■ **Work to be completed**
Set the data down again, exactly as it reads, but without the pictures.

───

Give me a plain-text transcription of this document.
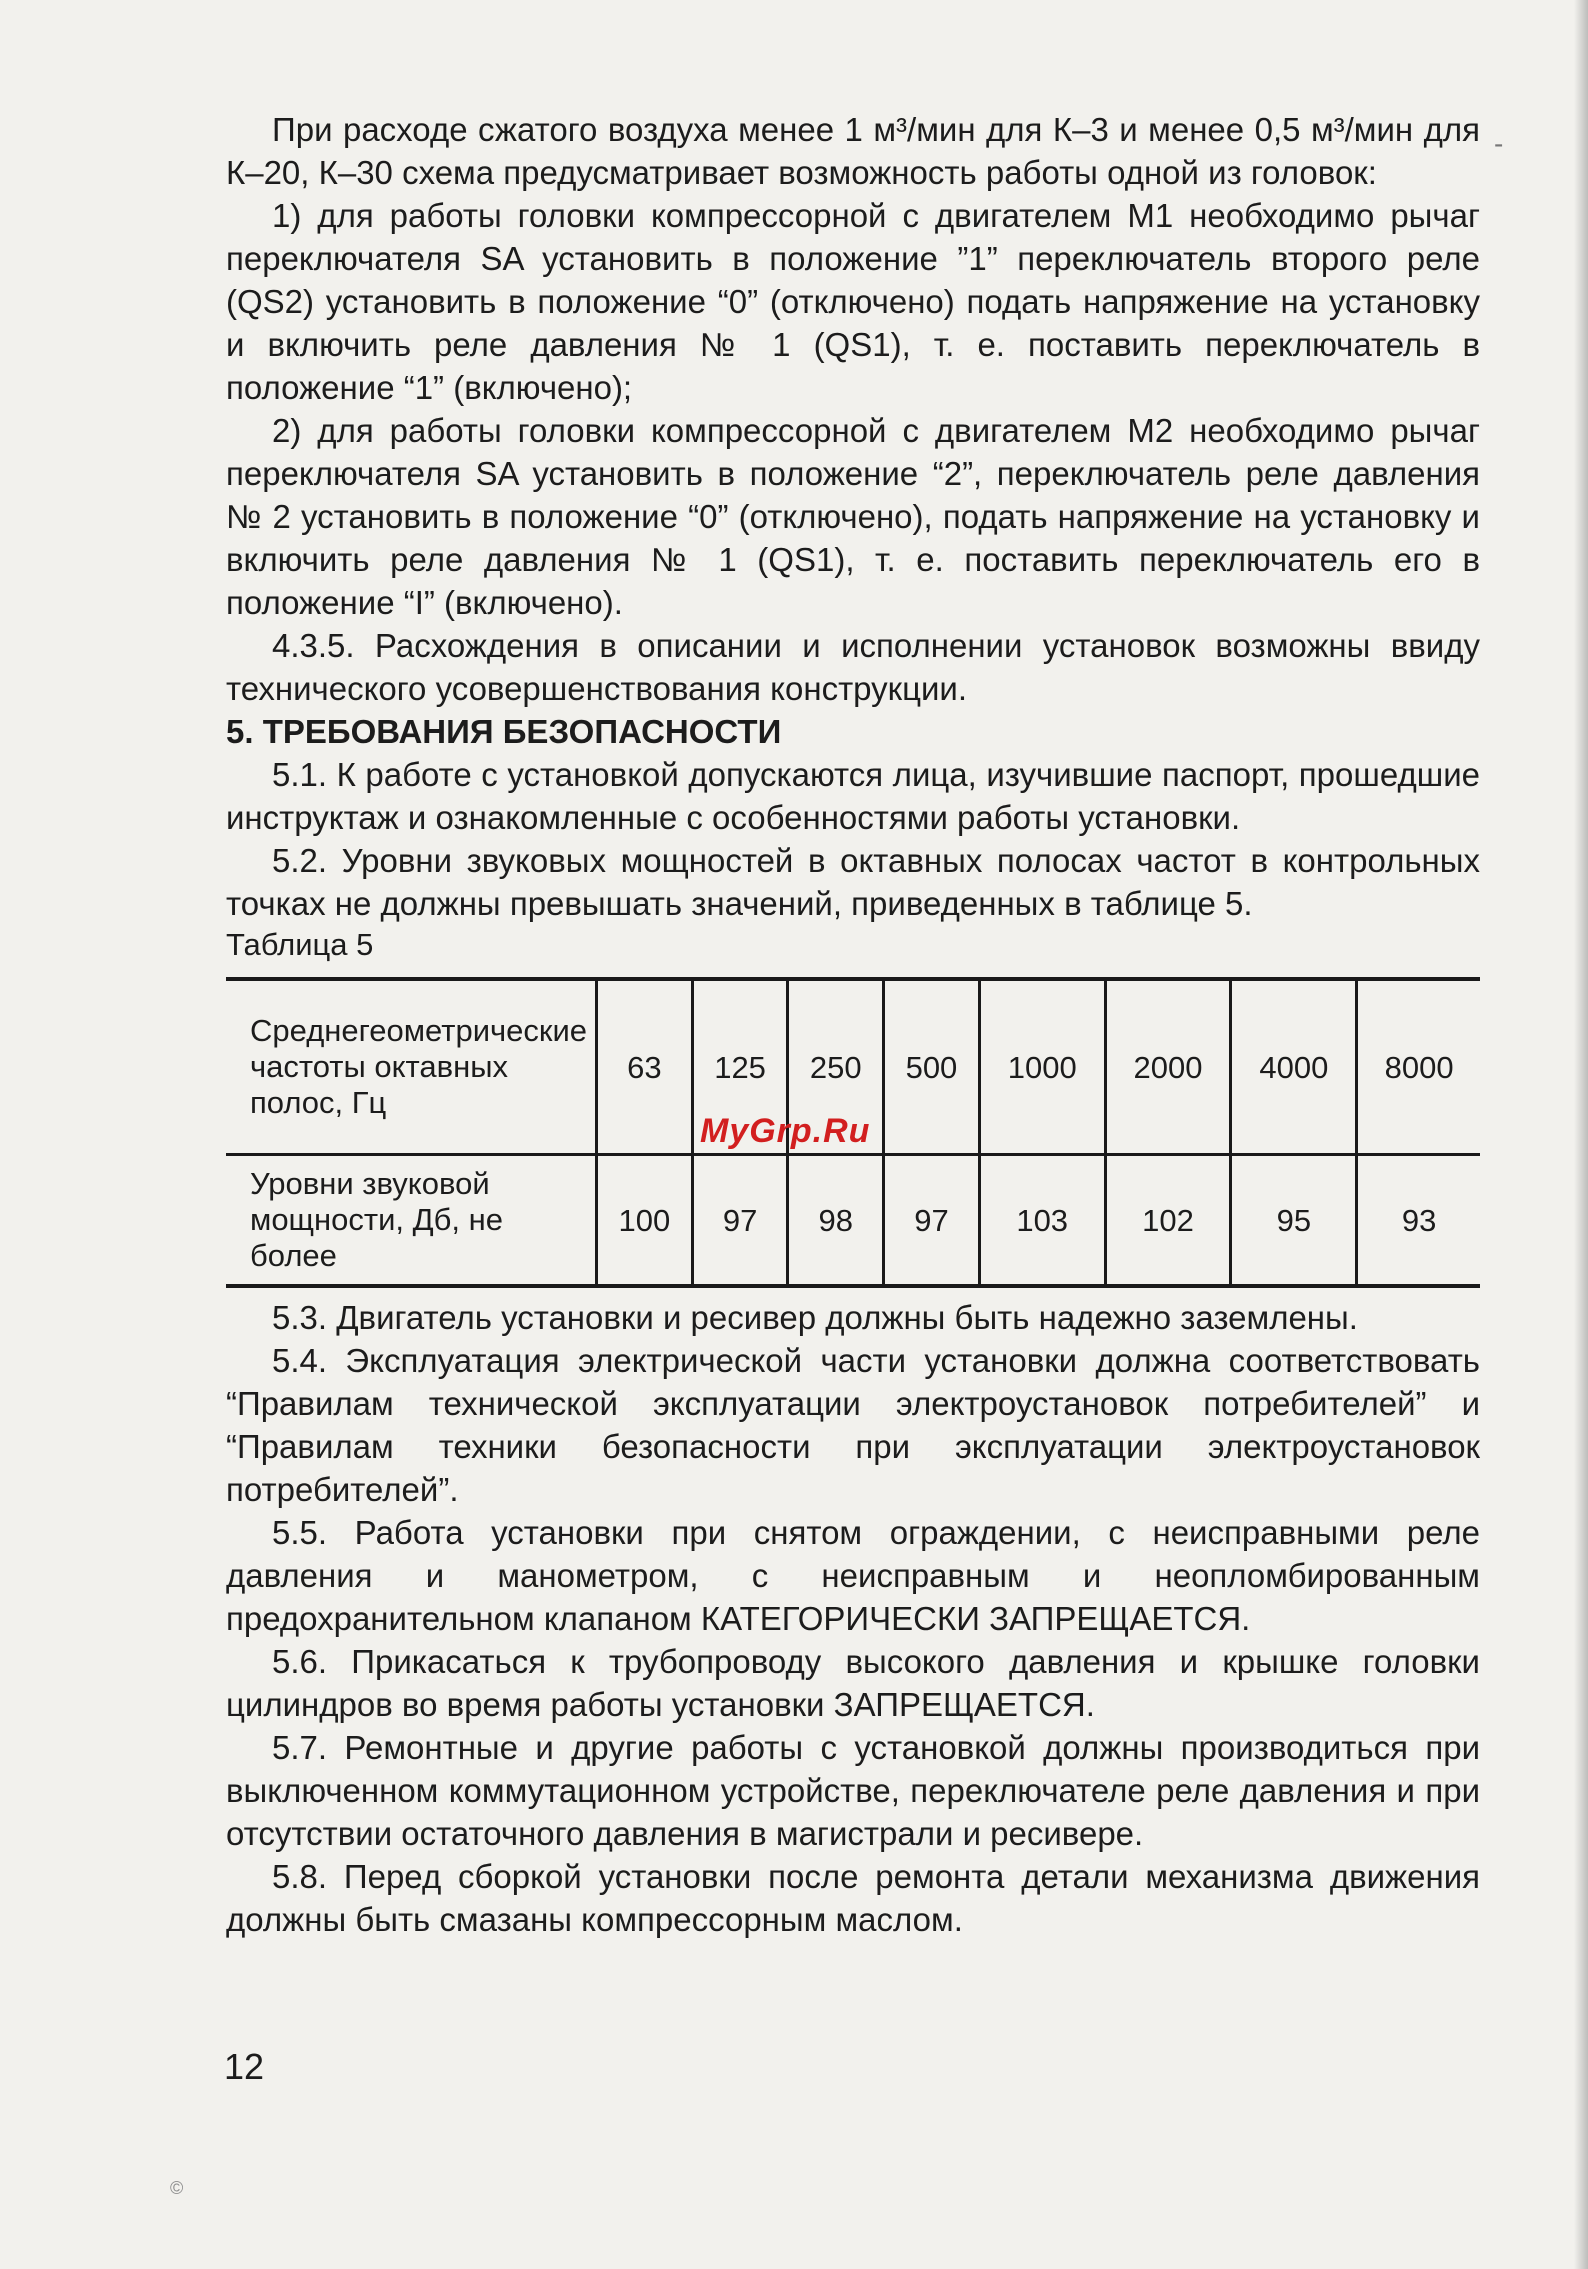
-

При расходе сжатого воздуха менее 1 м³/мин для К–3 и менее 0,5 м³/мин для К–20, К–30 схема предусматривает возможность работы одной из головок:

1) для работы головки компрессорной с двигателем М1 необходимо рычаг переключателя SA установить в положение ”1” переключатель второго реле (QS2) установить в положение “0” (отключено) подать напряжение на установку и включить реле давления № 1 (QS1), т. е. поставить переключатель в положение “1” (включено);

2) для работы головки компрессорной с двигателем М2 необходимо рычаг переключателя SA установить в положение “2”, переключатель реле давления № 2 установить в положение “0” (отключено), подать напряжение на установку и включить реле давления № 1 (QS1), т. е. поставить переключатель его в положение “I” (включено).

4.3.5. Расхождения в описании и исполнении установок возможны ввиду технического усовершенствования конструкции.

5. ТРЕБОВАНИЯ БЕЗОПАСНОСТИ

5.1. К работе с установкой допускаются лица, изучившие паспорт, прошедшие инструктаж и ознакомленные с особенностями работы установки.

5.2. Уровни звуковых мощностей в октавных полосах частот в контрольных точках не должны превышать значений, приведенных в таблице 5.

Таблица 5

Среднегеометрические частоты октавных полос, Гц	63	125	250	500	1000	2000	4000	8000
Уровни звуковой мощности, Дб, не более	100	97	98	97	103	102	95	93

5.3. Двигатель установки и ресивер должны быть надежно заземлены.

5.4. Эксплуатация электрической части установки должна соответствовать “Правилам технической эксплуатации электроустановок потребителей” и “Правилам техники безопасности при эксплуатации электроустановок потребителей”.

5.5. Работа установки при снятом ограждении, с неисправными реле давления и манометром, с неисправным и неопломбированным предохранительном клапаном КАТЕГОРИЧЕСКИ ЗАПРЕЩАЕТСЯ.

5.6. Прикасаться к трубопроводу высокого давления и крышке головки цилиндров во время работы установки ЗАПРЕЩАЕТСЯ.

5.7. Ремонтные и другие работы с установкой должны производиться при выключенном коммутационном устройстве, переключателе реле давления и при отсутствии остаточного давления в магистрали и ресивере.

5.8. Перед сборкой установки после ремонта детали механизма движения должны быть смазаны компрессорным маслом.

MyGrp.Ru
12
©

───

■ **Result for this exercise**
Give me a plain-text transcription of this document.
-

При расходе сжатого воздуха менее 1 м³/мин для К–3 и менее 0,5 м³/мин для К–20, К–30 схема предусматривает возможность работы одной из головок:

1) для работы головки компрессорной с двигателем М1 необходимо рычаг переключателя SA установить в положение ”1” переключатель второго реле (QS2) установить в положение “0” (отключено) подать напряжение на установку и включить реле давления № 1 (QS1), т. е. поставить переключатель в положение “1” (включено);

2) для работы головки компрессорной с двигателем М2 необходимо рычаг переключателя SA установить в положение “2”, переключатель реле давления № 2 установить в положение “0” (отключено), подать напряжение на установку и включить реле давления № 1 (QS1), т. е. поставить переключатель его в положение “I” (включено).

4.3.5. Расхождения в описании и исполнении установок возможны ввиду технического усовершенствования конструкции.

5. ТРЕБОВАНИЯ БЕЗОПАСНОСТИ

5.1. К работе с установкой допускаются лица, изучившие паспорт, прошедшие инструктаж и ознакомленные с особенностями работы установки.

5.2. Уровни звуковых мощностей в октавных полосах частот в контрольных точках не должны превышать значений, приведенных в таблице 5.

Таблица 5

Среднегеометрические частоты октавных полос, Гц	63	125	250	500	1000	2000	4000	8000
Уровни звуковой мощности, Дб, не более	100	97	98	97	103	102	95	93

5.3. Двигатель установки и ресивер должны быть надежно заземлены.

5.4. Эксплуатация электрической части установки должна соответствовать “Правилам технической эксплуатации электроустановок потребителей” и “Правилам техники безопасности при эксплуатации электроустановок потребителей”.

5.5. Работа установки при снятом ограждении, с неисправными реле давления и манометром, с неисправным и неопломбированным предохранительном клапаном КАТЕГОРИЧЕСКИ ЗАПРЕЩАЕТСЯ.

5.6. Прикасаться к трубопроводу высокого давления и крышке головки цилиндров во время работы установки ЗАПРЕЩАЕТСЯ.

5.7. Ремонтные и другие работы с установкой должны производиться при выключенном коммутационном устройстве, переключателе реле давления и при отсутствии остаточного давления в магистрали и ресивере.

5.8. Перед сборкой установки после ремонта детали механизма движения должны быть смазаны компрессорным маслом.

MyGrp.Ru
12
©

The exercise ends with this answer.